What is needed – List every line below containing "Bucket".

Data entries –

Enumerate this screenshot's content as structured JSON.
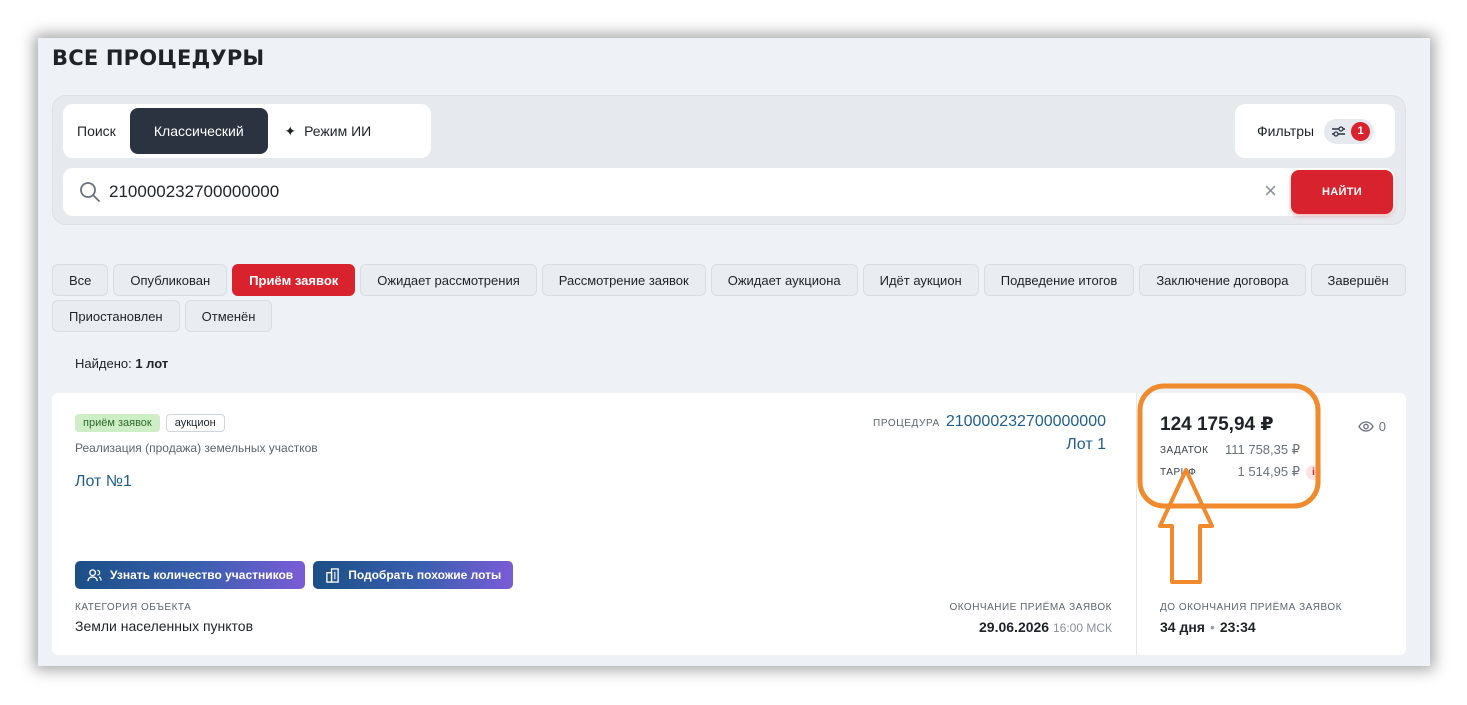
{
  "page": {
    "title": "ВСЕ ПРОЦЕДУРЫ"
  },
  "search_panel": {
    "mode_label": "Поиск",
    "mode_classic": "Классический",
    "mode_ai": "Режим ИИ",
    "filters_label": "Фильтры",
    "filters_count": "1",
    "query": "210000232700000000",
    "find_button": "НАЙТИ"
  },
  "status_chips": {
    "row1": [
      "Все",
      "Опубликован",
      "Приём заявок",
      "Ожидает рассмотрения",
      "Рассмотрение заявок",
      "Ожидает аукциона",
      "Идёт аукцион",
      "Подведение итогов",
      "Заключение договора",
      "Завершён"
    ],
    "row2": [
      "Приостановлен",
      "Отменён"
    ],
    "active": "Приём заявок"
  },
  "results": {
    "found_label": "Найдено:",
    "found_value": "1 лот"
  },
  "card": {
    "tag_status": "приём заявок",
    "tag_type": "аукцион",
    "procedure_type": "Реализация (продажа) земельных участков",
    "lot_title": "Лот №1",
    "procedure_caption": "ПРОЦЕДУРА",
    "procedure_number": "210000232700000000",
    "lot_number": "Лот 1",
    "btn_participants": "Узнать количество участников",
    "btn_similar": "Подобрать похожие лоты",
    "category_caption": "КАТЕГОРИЯ ОБЪЕКТА",
    "category_value": "Земли населенных пунктов",
    "end_caption": "ОКОНЧАНИЕ ПРИЁМА ЗАЯВОК",
    "end_date": "29.06.2026",
    "end_time": "16:00 МСК",
    "price": "124 175,94 ₽",
    "deposit_label": "ЗАДАТОК",
    "deposit_value": "111 758,35 ₽",
    "tariff_label": "ТАРИФ",
    "tariff_value": "1 514,95 ₽",
    "info_icon": "i",
    "views": "0",
    "remain_caption": "ДО ОКОНЧАНИЯ ПРИЁМА ЗАЯВОК",
    "remain_days": "34 дня",
    "remain_time": "23:34"
  },
  "colors": {
    "accent_red": "#d8232f",
    "dark_button": "#2c3340",
    "link_blue": "#1f5f8b",
    "annotation_orange": "#f08a2c"
  }
}
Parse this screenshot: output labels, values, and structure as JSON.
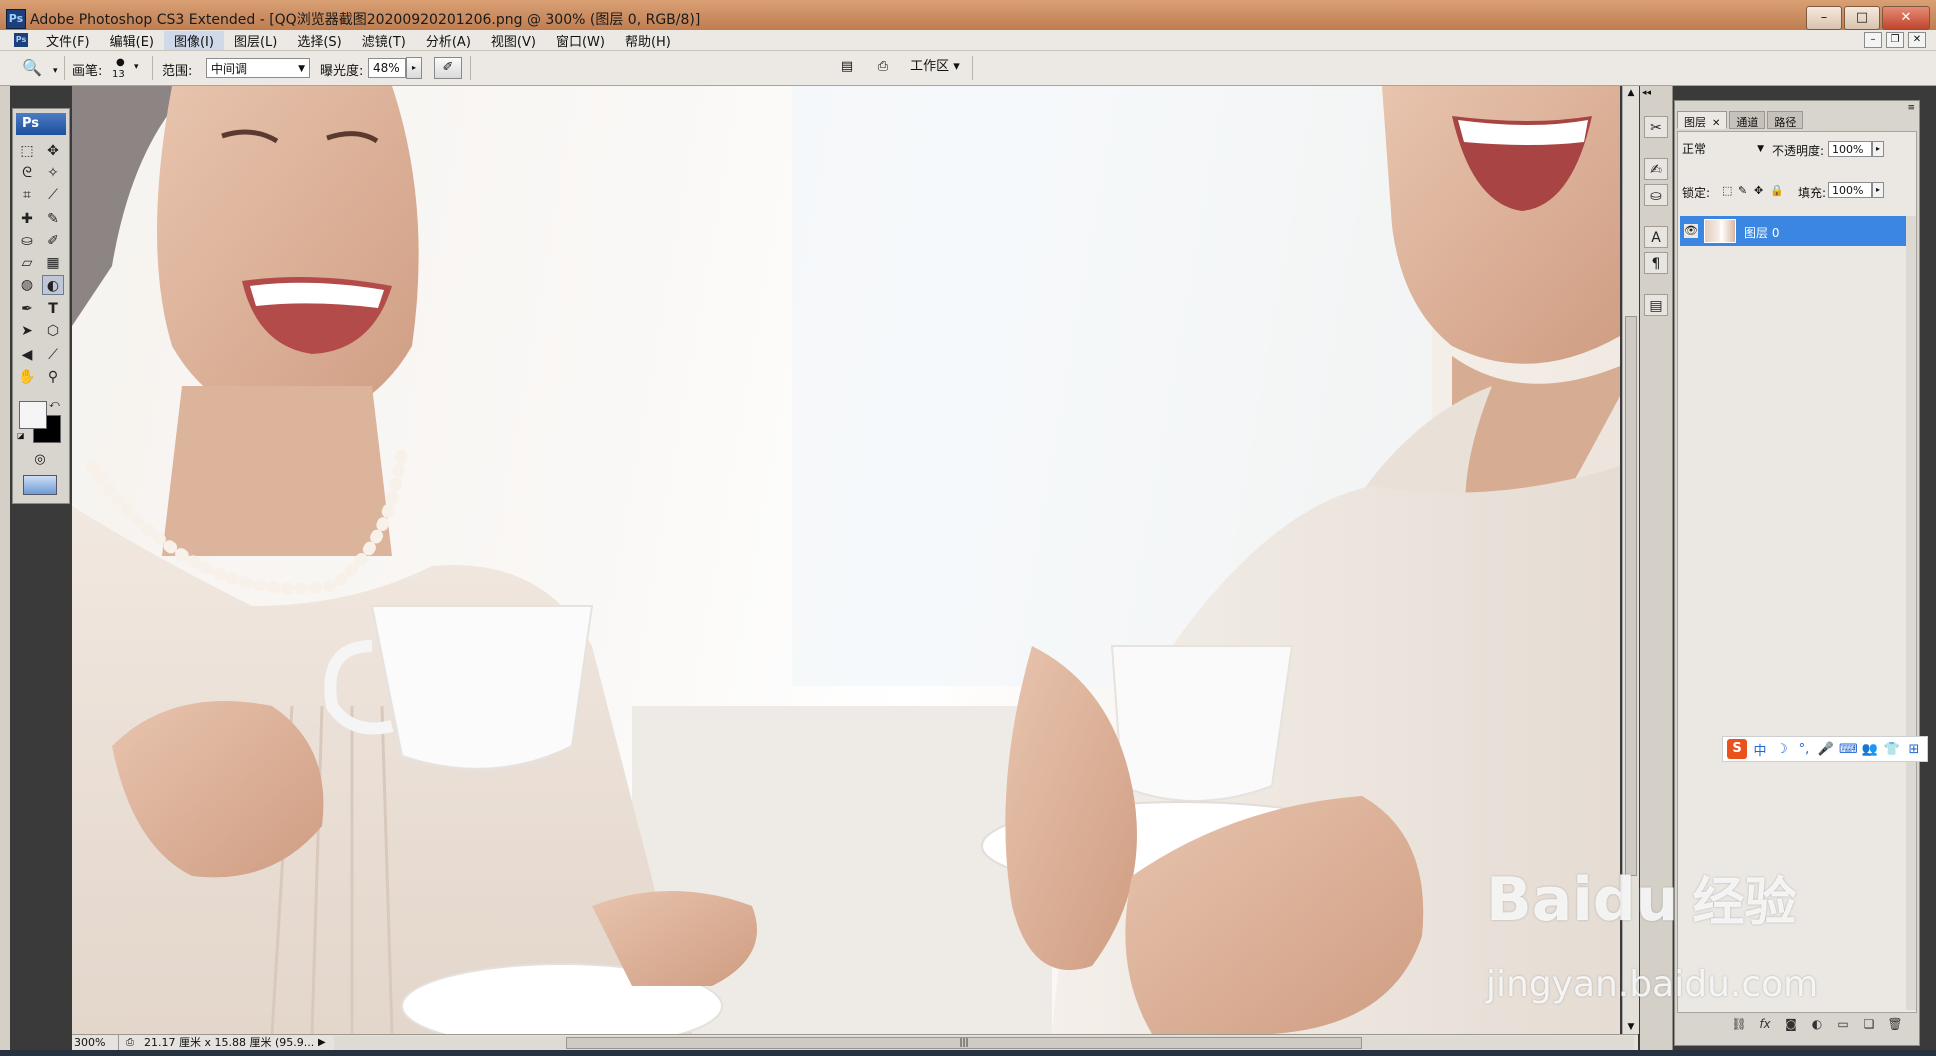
{
  "window": {
    "title": "Adobe Photoshop CS3 Extended - [QQ浏览器截图20200920201206.png @ 300% (图层 0, RGB/8)]",
    "icon_label": "Ps",
    "buttons": {
      "minimize": "–",
      "maximize": "□",
      "close": "✕"
    }
  },
  "menu": {
    "icon_label": "Ps",
    "items": [
      "文件(F)",
      "编辑(E)",
      "图像(I)",
      "图层(L)",
      "选择(S)",
      "滤镜(T)",
      "分析(A)",
      "视图(V)",
      "窗口(W)",
      "帮助(H)"
    ],
    "active_index": 2,
    "doc_buttons": {
      "minimize": "–",
      "restore": "❐",
      "close": "✕"
    }
  },
  "options": {
    "tool_icon": "🔍",
    "brush_label": "画笔:",
    "brush_size": "13",
    "range_label": "范围:",
    "range_value": "中间调",
    "exposure_label": "曝光度:",
    "exposure_value": "48%",
    "workspace_label": "工作区 ▾"
  },
  "toolbox": {
    "logo": "Ps",
    "tools": [
      {
        "name": "marquee-icon",
        "glyph": "⬚"
      },
      {
        "name": "move-icon",
        "glyph": "✥"
      },
      {
        "name": "lasso-icon",
        "glyph": "ᘓ"
      },
      {
        "name": "magic-wand-icon",
        "glyph": "✧"
      },
      {
        "name": "crop-icon",
        "glyph": "⌗"
      },
      {
        "name": "slice-icon",
        "glyph": "⟋"
      },
      {
        "name": "healing-icon",
        "glyph": "✚"
      },
      {
        "name": "brush-icon",
        "glyph": "✎"
      },
      {
        "name": "stamp-icon",
        "glyph": "⛀"
      },
      {
        "name": "history-brush-icon",
        "glyph": "✐"
      },
      {
        "name": "eraser-icon",
        "glyph": "▱"
      },
      {
        "name": "gradient-icon",
        "glyph": "▦"
      },
      {
        "name": "blur-icon",
        "glyph": "◍"
      },
      {
        "name": "dodge-icon",
        "glyph": "◐"
      },
      {
        "name": "pen-icon",
        "glyph": "✒"
      },
      {
        "name": "type-icon",
        "glyph": "T"
      },
      {
        "name": "path-select-icon",
        "glyph": "➤"
      },
      {
        "name": "shape-icon",
        "glyph": "⬡"
      },
      {
        "name": "notes-icon",
        "glyph": "◀"
      },
      {
        "name": "eyedropper-icon",
        "glyph": "⟋"
      },
      {
        "name": "hand-icon",
        "glyph": "✋"
      },
      {
        "name": "zoom-icon",
        "glyph": "⚲"
      }
    ]
  },
  "status": {
    "zoom": "300%",
    "doc_info": "21.17 厘米 x 15.88 厘米 (95.9...",
    "play": "▶"
  },
  "layers_panel": {
    "tabs": [
      "图层",
      "通道",
      "路径"
    ],
    "tab_close": "✕",
    "blend_mode": "正常",
    "opacity_label": "不透明度:",
    "opacity_value": "100%",
    "lock_label": "锁定:",
    "fill_label": "填充:",
    "fill_value": "100%",
    "layer_name": "图层 0"
  },
  "ime": {
    "logo": "S",
    "items": [
      "中",
      "☽",
      "°,",
      "🎤",
      "⌨",
      "👥",
      "👕",
      "⊞"
    ]
  },
  "watermark": {
    "brand": "Baidu",
    "brand_cn": "经验",
    "url": "jingyan.baidu.com"
  }
}
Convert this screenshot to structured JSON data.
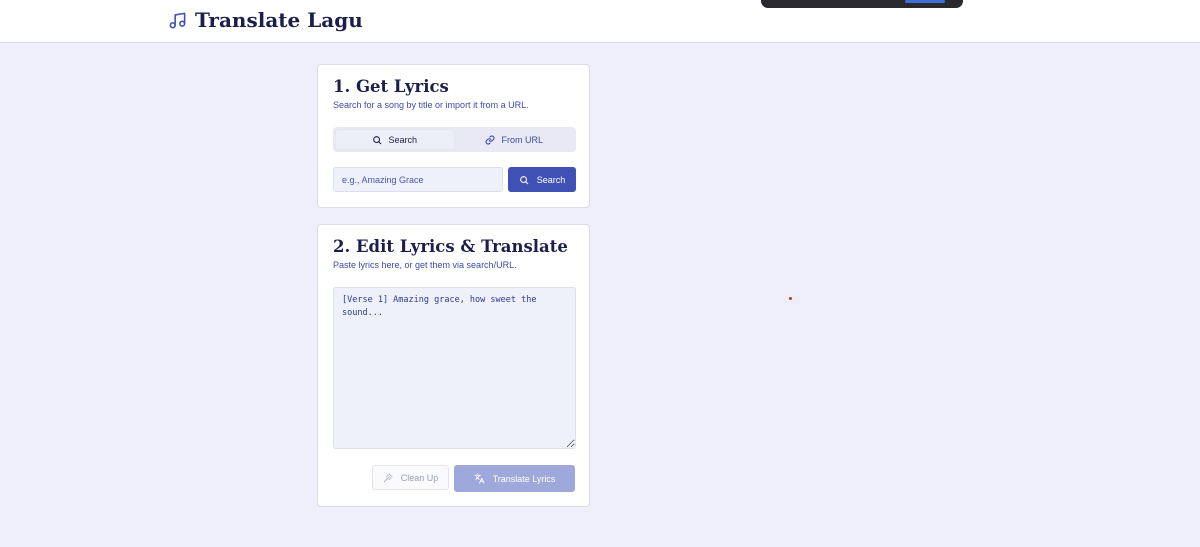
{
  "app": {
    "title": "Translate Lagu"
  },
  "icons": {
    "brand": "music-note-icon",
    "search": "search-icon",
    "link": "link-icon",
    "wand": "magic-wand-icon",
    "translate": "translate-icon"
  },
  "colors": {
    "accent": "#3f51b5",
    "accent_disabled": "#9fa8da",
    "background": "#eeeffa"
  },
  "get_lyrics": {
    "title": "1. Get Lyrics",
    "subtitle": "Search for a song by title or import it from a URL.",
    "tabs": [
      {
        "label": "Search",
        "active": true
      },
      {
        "label": "From URL",
        "active": false
      }
    ],
    "search_placeholder": "e.g., Amazing Grace",
    "search_button": "Search"
  },
  "edit_lyrics": {
    "title": "2. Edit Lyrics & Translate",
    "subtitle": "Paste lyrics here, or get them via search/URL.",
    "lyrics_placeholder": "[Verse 1] Amazing grace, how sweet the sound...",
    "cleanup_button": "Clean Up",
    "translate_button": "Translate Lyrics"
  }
}
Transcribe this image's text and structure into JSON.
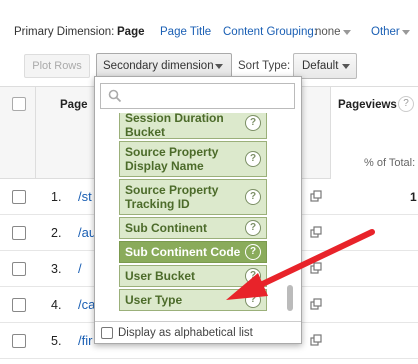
{
  "dimension_bar": {
    "label": "Primary Dimension:",
    "active": "Page",
    "options": [
      "Page Title",
      "Content Grouping:",
      "none"
    ],
    "other": "Other"
  },
  "toolbar": {
    "plot_rows": "Plot Rows",
    "secondary_dimension": "Secondary dimension",
    "sort_type_label": "Sort Type:",
    "sort_type_value": "Default"
  },
  "table": {
    "page_header": "Page",
    "pageviews_header": "Pageviews",
    "help": "?",
    "percent_of_total": "% of Total:",
    "rows": [
      {
        "num": "1.",
        "path": "/st",
        "value": "1"
      },
      {
        "num": "2.",
        "path": "/au"
      },
      {
        "num": "3.",
        "path": "/"
      },
      {
        "num": "4.",
        "path": "/ca"
      },
      {
        "num": "5.",
        "path": "/fir"
      }
    ]
  },
  "dropdown": {
    "search_placeholder": "",
    "items": [
      {
        "label": "Session Duration Bucket",
        "selected": false
      },
      {
        "label": "Source Property Display Name",
        "selected": false
      },
      {
        "label": "Source Property Tracking ID",
        "selected": false
      },
      {
        "label": "Sub Continent",
        "selected": false
      },
      {
        "label": "Sub Continent Code",
        "selected": true
      },
      {
        "label": "User Bucket",
        "selected": false
      },
      {
        "label": "User Type",
        "selected": false
      }
    ],
    "help_glyph": "?",
    "alphabetical_label": "Display as alphabetical list"
  },
  "colors": {
    "link": "#1a5fb4",
    "item_bg": "#dce9cc",
    "item_selected_bg": "#8aab5b",
    "arrow": "#e8232a"
  }
}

Task output –
        "label": "Session Duration Bucket",
        "label": "User Bucket",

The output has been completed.